*** Texto do exercício ***

Nos Estados Unidos, um movimento que evoca o histórico Partido dos Panteras Negras, grupo radical de autodefesa formado nos anos 1960, voltou a chamar atenção ao surgir em protestos recentes, carregando armas e dizendo proteger comunidades negras, periféricas e imigrantes contra o que consideram violência e racismo policial. Com informações de Desafío Toronto JC.
Grupos que invocam legado dos Panteras Negras surgem em protestos americanos, armados e denunciando abusos policiais, em um cenário de polarização e medo social pic.twitter.com/6EewSfUVxC
— iG (@iG) January 17, 2026
O grupo que se identifica como Black Panther Party for Self-Defense (Partido das Panteras Negras para Autodefesa) se apresentou em manifestações em Filadélfia, pouco depois de um tiroteio em Minneapolis que aumentou temores sobre a atuação de forças federais de imigração e policiamento sob o governo Trump.
Seus membros, alguns afirmando ter tido treino de antigos integrantes do movimento original, caminharam armados entre manifestantes, citando o direito ao porte de arma previsto na legislação americana como base legal para suas ações de patrulhamento comunitário.
O Partido dos Panteras Negras original, fundado em 1966, defendia a resistência armada em bairros de maioria negra como resposta à brutalidade policial, inclusive seguindo a lei aberta de porte de armas de algumas jurisdições e buscava policiar a polícia em um contexto de profunda desigualdade racial nos EUA.

*** Material fornecido ***

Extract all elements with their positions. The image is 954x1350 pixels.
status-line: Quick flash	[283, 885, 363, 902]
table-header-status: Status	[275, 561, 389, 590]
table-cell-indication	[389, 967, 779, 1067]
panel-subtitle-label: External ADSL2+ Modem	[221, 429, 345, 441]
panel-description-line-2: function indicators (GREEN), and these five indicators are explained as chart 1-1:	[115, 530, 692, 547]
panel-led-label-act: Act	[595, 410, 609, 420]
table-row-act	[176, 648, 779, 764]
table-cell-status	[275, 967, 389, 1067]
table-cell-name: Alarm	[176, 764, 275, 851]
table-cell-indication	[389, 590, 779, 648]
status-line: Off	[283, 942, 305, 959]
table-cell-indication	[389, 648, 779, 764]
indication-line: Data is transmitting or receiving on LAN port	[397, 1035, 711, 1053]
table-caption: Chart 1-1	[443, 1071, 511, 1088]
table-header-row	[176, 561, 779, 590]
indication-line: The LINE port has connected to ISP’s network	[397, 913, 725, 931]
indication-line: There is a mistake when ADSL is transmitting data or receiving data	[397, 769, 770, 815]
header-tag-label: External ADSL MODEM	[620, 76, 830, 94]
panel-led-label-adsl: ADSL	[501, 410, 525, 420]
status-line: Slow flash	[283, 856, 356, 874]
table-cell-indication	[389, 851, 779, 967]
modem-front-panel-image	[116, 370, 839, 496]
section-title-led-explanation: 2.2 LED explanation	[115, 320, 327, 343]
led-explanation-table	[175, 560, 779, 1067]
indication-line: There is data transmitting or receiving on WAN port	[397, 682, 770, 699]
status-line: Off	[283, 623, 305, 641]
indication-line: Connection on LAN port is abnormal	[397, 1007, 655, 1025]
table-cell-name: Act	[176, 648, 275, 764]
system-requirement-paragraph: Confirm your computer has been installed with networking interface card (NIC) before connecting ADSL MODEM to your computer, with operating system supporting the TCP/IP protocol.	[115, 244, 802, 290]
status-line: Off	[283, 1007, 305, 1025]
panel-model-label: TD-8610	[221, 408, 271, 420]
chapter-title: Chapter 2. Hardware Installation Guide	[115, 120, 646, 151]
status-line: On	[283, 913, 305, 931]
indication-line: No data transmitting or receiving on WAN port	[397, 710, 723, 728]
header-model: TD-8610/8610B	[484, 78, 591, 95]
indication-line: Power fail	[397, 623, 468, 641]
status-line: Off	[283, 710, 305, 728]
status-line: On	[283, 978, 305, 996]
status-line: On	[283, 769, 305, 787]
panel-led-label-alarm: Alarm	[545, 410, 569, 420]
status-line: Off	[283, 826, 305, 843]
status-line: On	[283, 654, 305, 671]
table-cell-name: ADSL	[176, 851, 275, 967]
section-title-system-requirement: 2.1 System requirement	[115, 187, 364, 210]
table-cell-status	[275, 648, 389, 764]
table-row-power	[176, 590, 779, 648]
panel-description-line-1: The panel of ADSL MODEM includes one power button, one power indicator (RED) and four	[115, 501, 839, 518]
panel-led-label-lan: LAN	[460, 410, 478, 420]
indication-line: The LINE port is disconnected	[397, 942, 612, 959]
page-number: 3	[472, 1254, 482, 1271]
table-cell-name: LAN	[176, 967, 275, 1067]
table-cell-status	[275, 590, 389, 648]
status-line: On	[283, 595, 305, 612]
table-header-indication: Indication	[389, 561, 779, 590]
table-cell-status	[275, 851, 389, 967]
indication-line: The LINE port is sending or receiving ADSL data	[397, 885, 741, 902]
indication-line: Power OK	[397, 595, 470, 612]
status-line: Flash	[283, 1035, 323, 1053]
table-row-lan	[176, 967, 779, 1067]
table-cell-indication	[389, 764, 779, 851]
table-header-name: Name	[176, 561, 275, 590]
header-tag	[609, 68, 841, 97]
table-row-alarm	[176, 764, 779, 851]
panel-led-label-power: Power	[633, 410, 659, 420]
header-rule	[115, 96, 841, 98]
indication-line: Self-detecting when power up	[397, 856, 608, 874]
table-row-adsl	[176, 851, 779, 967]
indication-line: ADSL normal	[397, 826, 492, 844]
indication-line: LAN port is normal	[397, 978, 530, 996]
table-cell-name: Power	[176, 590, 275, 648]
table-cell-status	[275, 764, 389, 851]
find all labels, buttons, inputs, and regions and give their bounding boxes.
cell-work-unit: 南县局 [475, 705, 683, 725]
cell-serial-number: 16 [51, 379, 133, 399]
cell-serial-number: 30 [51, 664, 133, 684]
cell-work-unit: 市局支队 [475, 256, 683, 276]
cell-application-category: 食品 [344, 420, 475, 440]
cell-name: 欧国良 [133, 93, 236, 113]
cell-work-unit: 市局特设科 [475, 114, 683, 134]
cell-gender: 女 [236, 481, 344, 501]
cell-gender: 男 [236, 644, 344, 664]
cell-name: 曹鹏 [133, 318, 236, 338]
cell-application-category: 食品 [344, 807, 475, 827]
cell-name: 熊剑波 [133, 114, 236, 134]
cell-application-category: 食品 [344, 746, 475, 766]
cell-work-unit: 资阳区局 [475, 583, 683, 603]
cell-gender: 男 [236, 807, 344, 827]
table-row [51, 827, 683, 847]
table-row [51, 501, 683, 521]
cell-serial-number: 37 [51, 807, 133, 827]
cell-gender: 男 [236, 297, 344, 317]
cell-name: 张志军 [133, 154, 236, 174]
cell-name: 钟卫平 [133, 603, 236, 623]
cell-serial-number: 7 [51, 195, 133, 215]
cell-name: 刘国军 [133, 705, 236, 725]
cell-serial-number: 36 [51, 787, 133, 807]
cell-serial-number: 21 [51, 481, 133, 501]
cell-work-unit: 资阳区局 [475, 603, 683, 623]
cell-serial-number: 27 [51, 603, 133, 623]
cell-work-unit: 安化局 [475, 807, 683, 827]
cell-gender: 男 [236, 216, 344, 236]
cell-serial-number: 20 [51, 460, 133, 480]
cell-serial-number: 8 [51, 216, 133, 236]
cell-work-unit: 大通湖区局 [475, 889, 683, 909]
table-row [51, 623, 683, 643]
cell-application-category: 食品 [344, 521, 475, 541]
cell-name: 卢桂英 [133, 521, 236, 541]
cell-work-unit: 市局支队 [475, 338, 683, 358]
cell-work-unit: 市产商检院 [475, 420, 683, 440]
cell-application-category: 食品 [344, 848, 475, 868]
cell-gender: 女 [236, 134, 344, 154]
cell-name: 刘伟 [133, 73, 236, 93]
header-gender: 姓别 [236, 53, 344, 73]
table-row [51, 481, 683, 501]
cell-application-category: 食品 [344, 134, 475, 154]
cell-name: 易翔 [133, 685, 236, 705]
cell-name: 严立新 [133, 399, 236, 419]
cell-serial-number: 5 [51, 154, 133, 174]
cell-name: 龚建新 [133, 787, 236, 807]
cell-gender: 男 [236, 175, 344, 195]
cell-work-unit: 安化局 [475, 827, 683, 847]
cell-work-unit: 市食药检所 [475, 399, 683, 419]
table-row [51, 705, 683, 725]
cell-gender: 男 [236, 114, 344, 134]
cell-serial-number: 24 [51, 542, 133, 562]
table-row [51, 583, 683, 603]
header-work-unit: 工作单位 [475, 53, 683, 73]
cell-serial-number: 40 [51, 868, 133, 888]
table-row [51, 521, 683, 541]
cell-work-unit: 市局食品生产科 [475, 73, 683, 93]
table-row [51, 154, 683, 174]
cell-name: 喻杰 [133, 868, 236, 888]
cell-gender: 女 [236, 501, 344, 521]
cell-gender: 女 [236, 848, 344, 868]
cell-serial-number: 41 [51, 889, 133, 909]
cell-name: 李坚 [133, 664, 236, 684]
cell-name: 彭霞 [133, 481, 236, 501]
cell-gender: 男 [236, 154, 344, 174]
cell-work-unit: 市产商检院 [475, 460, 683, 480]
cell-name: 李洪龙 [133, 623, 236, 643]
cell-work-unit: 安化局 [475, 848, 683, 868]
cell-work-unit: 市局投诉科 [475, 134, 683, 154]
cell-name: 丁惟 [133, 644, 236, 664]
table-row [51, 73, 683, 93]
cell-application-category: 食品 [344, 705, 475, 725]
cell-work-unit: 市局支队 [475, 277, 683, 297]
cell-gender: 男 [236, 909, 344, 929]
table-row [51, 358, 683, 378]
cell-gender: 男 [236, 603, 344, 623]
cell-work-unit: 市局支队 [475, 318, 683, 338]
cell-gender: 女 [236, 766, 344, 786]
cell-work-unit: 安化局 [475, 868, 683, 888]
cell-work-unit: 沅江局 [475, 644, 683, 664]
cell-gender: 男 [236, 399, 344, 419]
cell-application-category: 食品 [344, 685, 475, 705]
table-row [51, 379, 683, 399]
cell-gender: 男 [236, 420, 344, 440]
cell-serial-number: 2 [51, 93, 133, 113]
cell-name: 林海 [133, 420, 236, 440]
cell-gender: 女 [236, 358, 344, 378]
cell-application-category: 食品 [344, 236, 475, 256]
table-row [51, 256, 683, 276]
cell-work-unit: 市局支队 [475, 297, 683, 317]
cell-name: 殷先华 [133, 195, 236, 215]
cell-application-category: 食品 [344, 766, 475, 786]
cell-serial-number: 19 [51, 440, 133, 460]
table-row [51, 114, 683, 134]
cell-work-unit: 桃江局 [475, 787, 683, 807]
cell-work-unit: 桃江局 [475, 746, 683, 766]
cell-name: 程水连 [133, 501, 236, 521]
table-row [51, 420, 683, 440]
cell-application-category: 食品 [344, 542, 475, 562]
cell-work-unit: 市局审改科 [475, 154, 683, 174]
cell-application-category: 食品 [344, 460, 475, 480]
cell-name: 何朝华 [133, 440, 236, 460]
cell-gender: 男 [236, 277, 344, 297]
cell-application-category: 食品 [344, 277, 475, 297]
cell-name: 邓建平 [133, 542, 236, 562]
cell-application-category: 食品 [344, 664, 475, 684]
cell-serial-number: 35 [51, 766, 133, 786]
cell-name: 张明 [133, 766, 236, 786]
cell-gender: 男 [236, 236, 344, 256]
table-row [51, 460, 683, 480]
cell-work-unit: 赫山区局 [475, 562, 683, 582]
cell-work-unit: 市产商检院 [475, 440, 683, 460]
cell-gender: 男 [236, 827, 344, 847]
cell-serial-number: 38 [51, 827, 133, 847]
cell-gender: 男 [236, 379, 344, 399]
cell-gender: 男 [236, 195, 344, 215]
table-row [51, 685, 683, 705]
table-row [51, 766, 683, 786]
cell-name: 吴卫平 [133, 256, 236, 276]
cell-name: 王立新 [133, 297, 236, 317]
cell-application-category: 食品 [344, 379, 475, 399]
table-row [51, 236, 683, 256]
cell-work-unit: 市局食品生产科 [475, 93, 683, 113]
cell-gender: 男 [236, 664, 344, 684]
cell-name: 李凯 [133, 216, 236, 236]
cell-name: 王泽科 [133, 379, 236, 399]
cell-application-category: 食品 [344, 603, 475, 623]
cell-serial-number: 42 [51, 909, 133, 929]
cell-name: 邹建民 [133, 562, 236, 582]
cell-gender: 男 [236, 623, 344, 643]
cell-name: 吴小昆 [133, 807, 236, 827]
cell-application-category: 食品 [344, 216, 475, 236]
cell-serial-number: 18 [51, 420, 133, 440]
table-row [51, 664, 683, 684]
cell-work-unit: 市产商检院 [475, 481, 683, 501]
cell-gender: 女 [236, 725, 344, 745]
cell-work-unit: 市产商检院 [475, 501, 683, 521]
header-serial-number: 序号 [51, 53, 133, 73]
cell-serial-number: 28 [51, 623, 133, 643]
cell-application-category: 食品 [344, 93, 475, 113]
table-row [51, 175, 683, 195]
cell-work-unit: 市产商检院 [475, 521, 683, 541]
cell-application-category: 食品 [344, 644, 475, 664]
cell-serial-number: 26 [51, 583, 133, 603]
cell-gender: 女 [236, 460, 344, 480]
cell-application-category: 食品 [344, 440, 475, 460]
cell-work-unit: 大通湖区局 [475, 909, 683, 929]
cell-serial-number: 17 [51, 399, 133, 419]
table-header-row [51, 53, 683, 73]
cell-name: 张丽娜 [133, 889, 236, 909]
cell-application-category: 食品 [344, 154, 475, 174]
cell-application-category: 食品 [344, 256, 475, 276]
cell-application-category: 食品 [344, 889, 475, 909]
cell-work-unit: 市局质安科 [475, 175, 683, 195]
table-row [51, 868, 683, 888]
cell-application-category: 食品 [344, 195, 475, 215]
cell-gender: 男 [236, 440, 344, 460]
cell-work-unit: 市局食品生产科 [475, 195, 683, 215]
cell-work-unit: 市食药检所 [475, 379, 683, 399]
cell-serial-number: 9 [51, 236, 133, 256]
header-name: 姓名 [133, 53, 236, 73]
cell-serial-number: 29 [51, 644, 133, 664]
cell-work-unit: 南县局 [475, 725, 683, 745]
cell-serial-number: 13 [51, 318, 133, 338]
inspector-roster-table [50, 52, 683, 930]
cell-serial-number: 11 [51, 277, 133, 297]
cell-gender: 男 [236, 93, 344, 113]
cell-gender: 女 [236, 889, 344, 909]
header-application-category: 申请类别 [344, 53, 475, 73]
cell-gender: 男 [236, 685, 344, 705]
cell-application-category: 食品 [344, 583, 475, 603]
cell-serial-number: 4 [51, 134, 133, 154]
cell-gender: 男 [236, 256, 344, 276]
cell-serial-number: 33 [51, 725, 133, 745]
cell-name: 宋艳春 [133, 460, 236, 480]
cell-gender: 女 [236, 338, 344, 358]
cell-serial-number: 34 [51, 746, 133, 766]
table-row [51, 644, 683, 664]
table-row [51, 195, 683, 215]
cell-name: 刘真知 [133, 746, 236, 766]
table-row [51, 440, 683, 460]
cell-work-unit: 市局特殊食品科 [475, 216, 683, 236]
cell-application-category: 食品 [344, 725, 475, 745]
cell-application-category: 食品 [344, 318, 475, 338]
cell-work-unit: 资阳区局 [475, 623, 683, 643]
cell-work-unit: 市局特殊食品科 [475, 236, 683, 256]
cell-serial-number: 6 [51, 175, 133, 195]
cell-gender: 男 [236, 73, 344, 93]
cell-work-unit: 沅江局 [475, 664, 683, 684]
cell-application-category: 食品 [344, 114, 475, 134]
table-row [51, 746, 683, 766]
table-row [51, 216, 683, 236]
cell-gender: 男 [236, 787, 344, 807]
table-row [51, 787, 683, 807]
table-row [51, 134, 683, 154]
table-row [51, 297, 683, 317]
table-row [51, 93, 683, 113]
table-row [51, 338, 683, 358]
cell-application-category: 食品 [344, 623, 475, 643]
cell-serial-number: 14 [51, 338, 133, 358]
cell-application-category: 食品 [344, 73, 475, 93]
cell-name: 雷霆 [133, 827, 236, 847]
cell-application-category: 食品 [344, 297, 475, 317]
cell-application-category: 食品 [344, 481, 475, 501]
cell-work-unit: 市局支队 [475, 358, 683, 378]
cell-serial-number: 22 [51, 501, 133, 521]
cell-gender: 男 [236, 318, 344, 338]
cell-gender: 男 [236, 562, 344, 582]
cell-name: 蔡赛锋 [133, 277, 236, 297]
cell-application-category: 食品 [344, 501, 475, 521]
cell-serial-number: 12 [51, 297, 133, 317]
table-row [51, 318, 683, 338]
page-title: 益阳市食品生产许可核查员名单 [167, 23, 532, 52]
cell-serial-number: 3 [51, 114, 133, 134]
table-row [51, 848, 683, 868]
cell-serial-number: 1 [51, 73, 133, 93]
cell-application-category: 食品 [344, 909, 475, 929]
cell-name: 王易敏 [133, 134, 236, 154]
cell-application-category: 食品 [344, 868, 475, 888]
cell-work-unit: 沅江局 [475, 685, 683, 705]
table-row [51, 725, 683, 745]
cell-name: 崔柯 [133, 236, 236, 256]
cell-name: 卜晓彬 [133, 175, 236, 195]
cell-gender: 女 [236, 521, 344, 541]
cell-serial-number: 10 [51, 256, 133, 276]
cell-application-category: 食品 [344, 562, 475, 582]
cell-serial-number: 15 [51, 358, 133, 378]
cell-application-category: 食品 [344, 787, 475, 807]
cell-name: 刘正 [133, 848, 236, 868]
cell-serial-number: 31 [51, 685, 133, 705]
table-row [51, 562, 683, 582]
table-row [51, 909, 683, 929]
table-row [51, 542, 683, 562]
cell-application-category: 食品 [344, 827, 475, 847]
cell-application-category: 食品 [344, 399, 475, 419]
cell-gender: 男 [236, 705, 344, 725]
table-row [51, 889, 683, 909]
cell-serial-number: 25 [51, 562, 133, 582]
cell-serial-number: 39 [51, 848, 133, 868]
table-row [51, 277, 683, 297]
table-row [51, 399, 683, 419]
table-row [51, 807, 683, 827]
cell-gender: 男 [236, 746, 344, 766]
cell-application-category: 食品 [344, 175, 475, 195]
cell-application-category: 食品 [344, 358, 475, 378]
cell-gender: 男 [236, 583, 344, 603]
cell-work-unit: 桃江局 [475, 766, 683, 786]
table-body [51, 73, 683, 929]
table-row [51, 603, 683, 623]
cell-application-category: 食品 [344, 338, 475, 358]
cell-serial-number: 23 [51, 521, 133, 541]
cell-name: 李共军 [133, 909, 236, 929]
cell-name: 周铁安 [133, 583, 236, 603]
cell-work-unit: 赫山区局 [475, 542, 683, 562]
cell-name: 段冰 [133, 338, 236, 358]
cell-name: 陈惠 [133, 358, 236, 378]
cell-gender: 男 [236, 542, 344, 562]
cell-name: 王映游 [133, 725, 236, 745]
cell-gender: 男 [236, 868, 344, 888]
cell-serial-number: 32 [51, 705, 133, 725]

***

**Instruções:**
a – Reproduza o trecho do texto sobre os Panteras Negras entre "O Partido dos Panteras Negras original, fundado" e "racial nos EUA.", inclusive.
b – Segundo o texto sobre os Panteras Negras, em que ano foi fundado o Partido dos Panteras Negras original?

**Respostas das atividades:**
a –
O Partido dos Panteras Negras original, fundado em 1966, defendia a resistência armada em bairros de maioria negra como resposta à brutalidade policial, inclusive seguindo a lei aberta de porte de armas de algumas jurisdições e buscava policiar a polícia em um contexto de profunda desigualdade racial nos EUA.

b – Em 1966.